**What is expected:**
Omit the pictures and return every entry exactly as written.

* Start Information given *

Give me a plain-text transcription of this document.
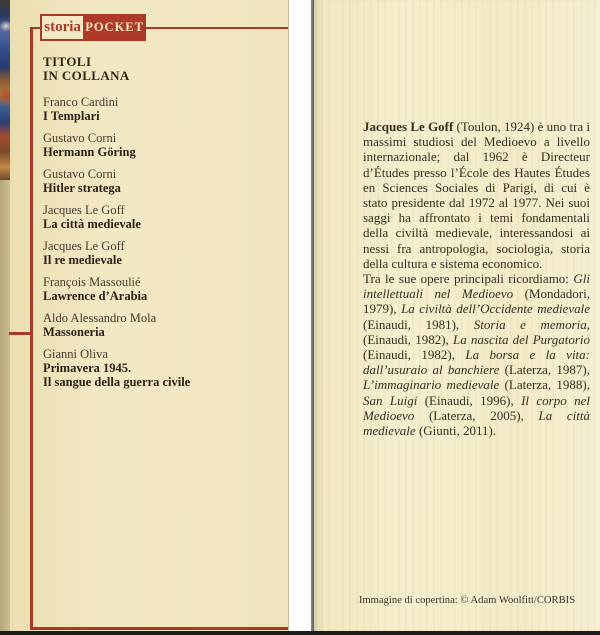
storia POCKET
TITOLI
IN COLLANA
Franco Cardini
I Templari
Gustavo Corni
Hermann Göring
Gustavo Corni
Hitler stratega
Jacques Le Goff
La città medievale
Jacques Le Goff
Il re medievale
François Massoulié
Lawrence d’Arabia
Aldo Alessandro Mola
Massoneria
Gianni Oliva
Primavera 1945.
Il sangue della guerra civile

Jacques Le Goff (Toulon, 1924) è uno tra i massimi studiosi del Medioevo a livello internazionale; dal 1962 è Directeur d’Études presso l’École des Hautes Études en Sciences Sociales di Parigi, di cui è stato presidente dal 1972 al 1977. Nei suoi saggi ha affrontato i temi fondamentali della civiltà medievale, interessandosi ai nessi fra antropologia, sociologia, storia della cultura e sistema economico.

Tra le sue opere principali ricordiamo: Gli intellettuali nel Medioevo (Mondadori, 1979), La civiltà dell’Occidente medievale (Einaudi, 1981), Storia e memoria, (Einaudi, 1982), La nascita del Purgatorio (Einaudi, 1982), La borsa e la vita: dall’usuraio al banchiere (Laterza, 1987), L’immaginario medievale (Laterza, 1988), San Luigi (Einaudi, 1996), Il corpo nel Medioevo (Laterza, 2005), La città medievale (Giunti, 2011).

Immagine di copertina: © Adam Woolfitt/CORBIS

* End Information given *

**Output of the task:**
Give me a plain-text transcription of this document.
storia POCKET
TITOLI
IN COLLANA
Franco Cardini
I Templari
Gustavo Corni
Hermann Göring
Gustavo Corni
Hitler stratega
Jacques Le Goff
La città medievale
Jacques Le Goff
Il re medievale
François Massoulié
Lawrence d’Arabia
Aldo Alessandro Mola
Massoneria
Gianni Oliva
Primavera 1945.
Il sangue della guerra civile

Jacques Le Goff (Toulon, 1924) è uno tra i massimi studiosi del Medioevo a livello internazionale; dal 1962 è Directeur d’Études presso l’École des Hautes Études en Sciences Sociales di Parigi, di cui è stato presidente dal 1972 al 1977. Nei suoi saggi ha affrontato i temi fondamentali della civiltà medievale, interessandosi ai nessi fra antropologia, sociologia, storia della cultura e sistema economico.

Tra le sue opere principali ricordiamo: Gli intellettuali nel Medioevo (Mondadori, 1979), La civiltà dell’Occidente medievale (Einaudi, 1981), Storia e memoria, (Einaudi, 1982), La nascita del Purgatorio (Einaudi, 1982), La borsa e la vita: dall’usuraio al banchiere (Laterza, 1987), L’immaginario medievale (Laterza, 1988), San Luigi (Einaudi, 1996), Il corpo nel Medioevo (Laterza, 2005), La città medievale (Giunti, 2011).

Immagine di copertina: © Adam Woolfitt/CORBIS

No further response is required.